#### Exercise material ####

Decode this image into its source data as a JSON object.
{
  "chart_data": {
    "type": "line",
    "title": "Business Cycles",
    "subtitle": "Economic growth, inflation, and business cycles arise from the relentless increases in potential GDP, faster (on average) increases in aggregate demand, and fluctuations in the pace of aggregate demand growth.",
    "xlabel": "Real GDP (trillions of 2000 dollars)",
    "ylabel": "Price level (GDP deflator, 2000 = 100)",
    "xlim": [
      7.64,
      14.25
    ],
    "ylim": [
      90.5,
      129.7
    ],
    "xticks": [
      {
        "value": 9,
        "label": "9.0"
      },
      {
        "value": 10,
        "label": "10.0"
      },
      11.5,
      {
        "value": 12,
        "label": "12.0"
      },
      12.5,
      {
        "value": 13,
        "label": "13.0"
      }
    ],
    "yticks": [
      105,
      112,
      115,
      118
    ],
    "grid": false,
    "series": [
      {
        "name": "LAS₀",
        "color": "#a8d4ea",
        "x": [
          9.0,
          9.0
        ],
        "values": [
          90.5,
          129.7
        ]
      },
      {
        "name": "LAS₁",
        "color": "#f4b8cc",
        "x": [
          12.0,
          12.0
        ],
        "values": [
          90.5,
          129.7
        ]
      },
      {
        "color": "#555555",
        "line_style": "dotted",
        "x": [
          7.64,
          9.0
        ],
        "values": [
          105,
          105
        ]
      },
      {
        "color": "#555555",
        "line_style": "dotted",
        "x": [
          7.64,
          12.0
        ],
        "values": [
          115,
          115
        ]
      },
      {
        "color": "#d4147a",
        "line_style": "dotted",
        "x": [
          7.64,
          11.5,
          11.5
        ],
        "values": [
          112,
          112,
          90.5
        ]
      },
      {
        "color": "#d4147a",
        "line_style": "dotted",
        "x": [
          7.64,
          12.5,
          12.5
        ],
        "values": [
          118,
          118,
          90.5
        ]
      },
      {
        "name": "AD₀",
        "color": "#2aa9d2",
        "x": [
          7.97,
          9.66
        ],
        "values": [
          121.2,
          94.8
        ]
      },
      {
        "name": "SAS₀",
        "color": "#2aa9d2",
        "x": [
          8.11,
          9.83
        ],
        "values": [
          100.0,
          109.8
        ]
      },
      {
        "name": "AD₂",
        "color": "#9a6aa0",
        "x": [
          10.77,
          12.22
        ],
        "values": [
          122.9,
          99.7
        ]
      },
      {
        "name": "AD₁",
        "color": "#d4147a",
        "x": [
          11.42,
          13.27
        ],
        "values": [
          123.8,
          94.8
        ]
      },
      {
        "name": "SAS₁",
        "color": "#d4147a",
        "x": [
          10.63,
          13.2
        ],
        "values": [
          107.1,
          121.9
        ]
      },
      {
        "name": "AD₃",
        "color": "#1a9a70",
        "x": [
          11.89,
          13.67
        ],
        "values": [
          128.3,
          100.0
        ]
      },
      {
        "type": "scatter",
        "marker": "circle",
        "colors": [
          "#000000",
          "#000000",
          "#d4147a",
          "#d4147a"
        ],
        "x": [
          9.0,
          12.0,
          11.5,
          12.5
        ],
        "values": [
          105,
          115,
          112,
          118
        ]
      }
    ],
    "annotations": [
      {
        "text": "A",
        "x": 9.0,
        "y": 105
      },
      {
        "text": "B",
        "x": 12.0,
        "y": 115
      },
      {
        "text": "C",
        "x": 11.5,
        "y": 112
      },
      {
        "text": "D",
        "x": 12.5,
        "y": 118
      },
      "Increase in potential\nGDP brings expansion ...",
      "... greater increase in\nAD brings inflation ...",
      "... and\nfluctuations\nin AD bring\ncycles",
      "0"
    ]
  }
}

####

#### [Instruction]
Write out every record verbatim.

#### [Answer]
Decode this image into its source data as a JSON object.
{
  "chart_data": {
    "type": "line",
    "title": "Business Cycles",
    "subtitle": "Economic growth, inflation, and business cycles arise from the relentless increases in potential GDP, faster (on average) increases in aggregate demand, and fluctuations in the pace of aggregate demand growth.",
    "xlabel": "Real GDP (trillions of 2000 dollars)",
    "ylabel": "Price level (GDP deflator, 2000 = 100)",
    "xlim": [
      7.64,
      14.25
    ],
    "ylim": [
      90.5,
      129.7
    ],
    "xticks": [
      {
        "value": 9,
        "label": "9.0"
      },
      {
        "value": 10,
        "label": "10.0"
      },
      11.5,
      {
        "value": 12,
        "label": "12.0"
      },
      12.5,
      {
        "value": 13,
        "label": "13.0"
      }
    ],
    "yticks": [
      105,
      112,
      115,
      118
    ],
    "grid": false,
    "series": [
      {
        "name": "LAS₀",
        "color": "#a8d4ea",
        "x": [
          9.0,
          9.0
        ],
        "values": [
          90.5,
          129.7
        ]
      },
      {
        "name": "LAS₁",
        "color": "#f4b8cc",
        "x": [
          12.0,
          12.0
        ],
        "values": [
          90.5,
          129.7
        ]
      },
      {
        "color": "#555555",
        "line_style": "dotted",
        "x": [
          7.64,
          9.0
        ],
        "values": [
          105,
          105
        ]
      },
      {
        "color": "#555555",
        "line_style": "dotted",
        "x": [
          7.64,
          12.0
        ],
        "values": [
          115,
          115
        ]
      },
      {
        "color": "#d4147a",
        "line_style": "dotted",
        "x": [
          7.64,
          11.5,
          11.5
        ],
        "values": [
          112,
          112,
          90.5
        ]
      },
      {
        "color": "#d4147a",
        "line_style": "dotted",
        "x": [
          7.64,
          12.5,
          12.5
        ],
        "values": [
          118,
          118,
          90.5
        ]
      },
      {
        "name": "AD₀",
        "color": "#2aa9d2",
        "x": [
          7.97,
          9.66
        ],
        "values": [
          121.2,
          94.8
        ]
      },
      {
        "name": "SAS₀",
        "color": "#2aa9d2",
        "x": [
          8.11,
          9.83
        ],
        "values": [
          100.0,
          109.8
        ]
      },
      {
        "name": "AD₂",
        "color": "#9a6aa0",
        "x": [
          10.77,
          12.22
        ],
        "values": [
          122.9,
          99.7
        ]
      },
      {
        "name": "AD₁",
        "color": "#d4147a",
        "x": [
          11.42,
          13.27
        ],
        "values": [
          123.8,
          94.8
        ]
      },
      {
        "name": "SAS₁",
        "color": "#d4147a",
        "x": [
          10.63,
          13.2
        ],
        "values": [
          107.1,
          121.9
        ]
      },
      {
        "name": "AD₃",
        "color": "#1a9a70",
        "x": [
          11.89,
          13.67
        ],
        "values": [
          128.3,
          100.0
        ]
      },
      {
        "type": "scatter",
        "marker": "circle",
        "colors": [
          "#000000",
          "#000000",
          "#d4147a",
          "#d4147a"
        ],
        "x": [
          9.0,
          12.0,
          11.5,
          12.5
        ],
        "values": [
          105,
          115,
          112,
          118
        ]
      }
    ],
    "annotations": [
      {
        "text": "A",
        "x": 9.0,
        "y": 105
      },
      {
        "text": "B",
        "x": 12.0,
        "y": 115
      },
      {
        "text": "C",
        "x": 11.5,
        "y": 112
      },
      {
        "text": "D",
        "x": 12.5,
        "y": 118
      },
      "Increase in potential\nGDP brings expansion ...",
      "... greater increase in\nAD brings inflation ...",
      "... and\nfluctuations\nin AD bring\ncycles",
      "0"
    ]
  }
}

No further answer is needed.